● Tasks to perform
[1] Decide whether each statement agrees with the article about the journalism professor's children's book, answering yes or no and quoting the deciding words. (a) The conference Fields attended took place in New York. (b) Fields' picture book runs 48 pages. (c) Simone's mother is white.
[2] In the article about the journalism professor's children's book, reproduce the passage starting with "Fields, a professor" and going on through "her genre’s community.", changing "nonprofit organization" to "charitable group".
Source start
Journalism professor writes children's book

Journalism professor writes children's book

Inspiration comes in many forms. Sometimes it’s a painting, a sentence or a day’s right feelings. But for Monique Fields, it’s something much more personal.

Fields, a professor of journalism at the University, recently returned from New York, where she attended a conference hosted by the Society of Children’s Book Writers and Illustrators, a nonprofit organization that facilitates networking amongst children’s authors across the country. At the conference, Fields was sharing her new 32-page picture book with her genre’s community.

Fields’ book, “Golden,” was inspired by a member of her own audience – her biracial daughter, Simone. Now seven years old, Simone began asking her black mother and white father about race a few years ago.

“This is a book that deals with race, inspired by three conversations I had with my daughter,” Fields said. “She was asking about her skin color.”

Using written word to express her young daughter’s struggles with her racial identity, Fields believes “Golden” offers a new perspective.

“Other books certainly deal with tone or race,” Fields said. “But I haven’t seen something on the market from a child’s point of view.”
Source end
Dataset extract start
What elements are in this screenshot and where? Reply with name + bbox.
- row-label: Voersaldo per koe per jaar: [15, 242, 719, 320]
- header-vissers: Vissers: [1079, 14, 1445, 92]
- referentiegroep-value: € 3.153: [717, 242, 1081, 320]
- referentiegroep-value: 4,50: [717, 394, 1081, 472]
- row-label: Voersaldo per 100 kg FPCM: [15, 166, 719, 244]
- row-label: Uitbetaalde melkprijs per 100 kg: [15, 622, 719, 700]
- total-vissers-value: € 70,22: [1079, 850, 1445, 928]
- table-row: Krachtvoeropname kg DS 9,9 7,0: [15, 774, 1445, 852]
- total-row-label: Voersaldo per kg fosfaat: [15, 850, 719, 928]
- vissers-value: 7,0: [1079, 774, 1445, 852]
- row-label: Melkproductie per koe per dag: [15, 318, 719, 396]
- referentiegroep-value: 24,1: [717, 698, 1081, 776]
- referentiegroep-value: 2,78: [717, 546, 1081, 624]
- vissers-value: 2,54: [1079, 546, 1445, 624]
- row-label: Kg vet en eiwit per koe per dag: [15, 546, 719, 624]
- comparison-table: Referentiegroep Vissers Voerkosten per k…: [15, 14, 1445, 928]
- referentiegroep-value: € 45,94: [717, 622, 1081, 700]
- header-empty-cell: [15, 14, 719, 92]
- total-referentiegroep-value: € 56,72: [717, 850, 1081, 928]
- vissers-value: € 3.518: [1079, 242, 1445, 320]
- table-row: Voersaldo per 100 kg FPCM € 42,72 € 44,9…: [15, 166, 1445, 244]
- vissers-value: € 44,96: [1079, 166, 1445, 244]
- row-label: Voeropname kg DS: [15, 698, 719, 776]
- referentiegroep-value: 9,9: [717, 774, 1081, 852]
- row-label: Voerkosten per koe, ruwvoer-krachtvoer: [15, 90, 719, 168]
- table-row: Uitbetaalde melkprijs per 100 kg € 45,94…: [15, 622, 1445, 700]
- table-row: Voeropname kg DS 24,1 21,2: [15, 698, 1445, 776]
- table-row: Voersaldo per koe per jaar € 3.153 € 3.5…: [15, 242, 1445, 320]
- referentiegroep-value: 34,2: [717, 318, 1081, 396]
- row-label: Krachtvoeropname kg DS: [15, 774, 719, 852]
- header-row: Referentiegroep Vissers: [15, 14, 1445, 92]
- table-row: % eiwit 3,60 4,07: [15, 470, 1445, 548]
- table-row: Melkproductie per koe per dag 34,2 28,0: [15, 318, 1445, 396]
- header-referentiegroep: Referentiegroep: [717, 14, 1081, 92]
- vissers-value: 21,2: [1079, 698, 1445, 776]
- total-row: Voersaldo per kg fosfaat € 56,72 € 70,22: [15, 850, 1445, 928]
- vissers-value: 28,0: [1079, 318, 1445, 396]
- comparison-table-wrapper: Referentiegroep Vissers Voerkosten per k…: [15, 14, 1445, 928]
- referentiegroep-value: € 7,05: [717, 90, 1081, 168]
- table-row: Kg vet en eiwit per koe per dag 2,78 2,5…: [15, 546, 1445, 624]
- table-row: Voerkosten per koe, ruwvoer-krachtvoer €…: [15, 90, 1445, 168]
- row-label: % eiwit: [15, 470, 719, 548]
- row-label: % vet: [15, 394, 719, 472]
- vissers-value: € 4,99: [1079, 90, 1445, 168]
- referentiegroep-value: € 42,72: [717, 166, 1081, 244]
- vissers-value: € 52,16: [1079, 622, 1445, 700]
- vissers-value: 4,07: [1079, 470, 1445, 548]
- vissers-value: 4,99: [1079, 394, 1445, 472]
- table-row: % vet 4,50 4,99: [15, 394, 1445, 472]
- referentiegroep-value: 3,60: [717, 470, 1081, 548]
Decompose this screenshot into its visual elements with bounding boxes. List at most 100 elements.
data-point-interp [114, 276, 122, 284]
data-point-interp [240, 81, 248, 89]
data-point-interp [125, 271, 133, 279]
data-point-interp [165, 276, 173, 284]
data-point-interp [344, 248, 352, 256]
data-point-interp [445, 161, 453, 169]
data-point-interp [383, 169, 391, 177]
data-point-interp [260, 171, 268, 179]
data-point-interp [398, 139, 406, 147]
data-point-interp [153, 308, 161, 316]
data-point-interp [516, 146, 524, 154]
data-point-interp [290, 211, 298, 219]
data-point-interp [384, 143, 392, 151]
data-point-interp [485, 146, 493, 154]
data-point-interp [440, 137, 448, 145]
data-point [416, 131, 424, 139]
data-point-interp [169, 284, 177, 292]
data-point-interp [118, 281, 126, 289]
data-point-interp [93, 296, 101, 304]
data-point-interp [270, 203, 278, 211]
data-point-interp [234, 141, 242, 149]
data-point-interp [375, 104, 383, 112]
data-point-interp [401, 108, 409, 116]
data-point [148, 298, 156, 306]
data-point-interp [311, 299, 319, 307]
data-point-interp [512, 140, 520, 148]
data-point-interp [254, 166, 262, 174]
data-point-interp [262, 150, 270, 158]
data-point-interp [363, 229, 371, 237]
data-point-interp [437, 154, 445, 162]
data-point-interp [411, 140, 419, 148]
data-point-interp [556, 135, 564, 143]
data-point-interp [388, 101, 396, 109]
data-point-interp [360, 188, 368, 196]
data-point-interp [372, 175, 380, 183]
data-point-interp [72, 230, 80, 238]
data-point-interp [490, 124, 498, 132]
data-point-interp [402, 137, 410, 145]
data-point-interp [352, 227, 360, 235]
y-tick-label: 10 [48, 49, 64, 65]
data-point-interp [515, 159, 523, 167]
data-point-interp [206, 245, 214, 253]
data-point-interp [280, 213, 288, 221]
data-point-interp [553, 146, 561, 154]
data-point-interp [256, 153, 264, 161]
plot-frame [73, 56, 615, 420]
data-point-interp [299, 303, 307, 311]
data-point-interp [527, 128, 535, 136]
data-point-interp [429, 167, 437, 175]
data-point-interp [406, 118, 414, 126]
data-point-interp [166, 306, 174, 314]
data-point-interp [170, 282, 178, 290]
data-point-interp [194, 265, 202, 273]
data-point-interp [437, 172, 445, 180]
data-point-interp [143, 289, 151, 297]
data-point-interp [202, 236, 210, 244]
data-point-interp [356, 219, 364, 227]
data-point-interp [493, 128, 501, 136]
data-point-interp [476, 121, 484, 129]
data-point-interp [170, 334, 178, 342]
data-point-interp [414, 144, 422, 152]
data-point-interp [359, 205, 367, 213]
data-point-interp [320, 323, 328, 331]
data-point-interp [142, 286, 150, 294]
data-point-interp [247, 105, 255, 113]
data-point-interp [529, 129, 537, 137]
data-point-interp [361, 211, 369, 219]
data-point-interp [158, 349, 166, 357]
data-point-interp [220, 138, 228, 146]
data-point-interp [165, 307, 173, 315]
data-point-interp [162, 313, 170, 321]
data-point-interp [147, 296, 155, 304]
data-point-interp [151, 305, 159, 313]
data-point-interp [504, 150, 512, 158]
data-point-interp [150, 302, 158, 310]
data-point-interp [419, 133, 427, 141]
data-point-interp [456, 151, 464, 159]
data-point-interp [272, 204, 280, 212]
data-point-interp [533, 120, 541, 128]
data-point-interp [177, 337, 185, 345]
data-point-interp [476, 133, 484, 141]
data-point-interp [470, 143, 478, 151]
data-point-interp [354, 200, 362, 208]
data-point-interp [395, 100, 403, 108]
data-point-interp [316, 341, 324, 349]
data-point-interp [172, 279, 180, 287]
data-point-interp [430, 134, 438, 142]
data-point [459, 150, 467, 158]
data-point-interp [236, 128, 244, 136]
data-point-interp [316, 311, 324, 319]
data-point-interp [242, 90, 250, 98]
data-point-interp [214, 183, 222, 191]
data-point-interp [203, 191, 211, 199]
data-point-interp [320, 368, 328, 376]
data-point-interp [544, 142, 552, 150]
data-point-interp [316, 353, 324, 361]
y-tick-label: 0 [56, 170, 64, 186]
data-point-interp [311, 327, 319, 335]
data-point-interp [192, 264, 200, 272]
Dataset extract end
● Responses by task
[1]
(a) Yes: "recently returned from New York, where she attended a conference"
(b) No: "her new 32-page picture book"
(c) No: "her black mother and white father"

[2]
Fields, a professor of journalism at the University, recently returned from New York, where she attended a conference hosted by the Society of Children’s Book Writers and Illustrators, a charitable group that facilitates networking amongst children’s authors across the country. At the conference, Fields was sharing her new 32-page picture book with her genre’s community.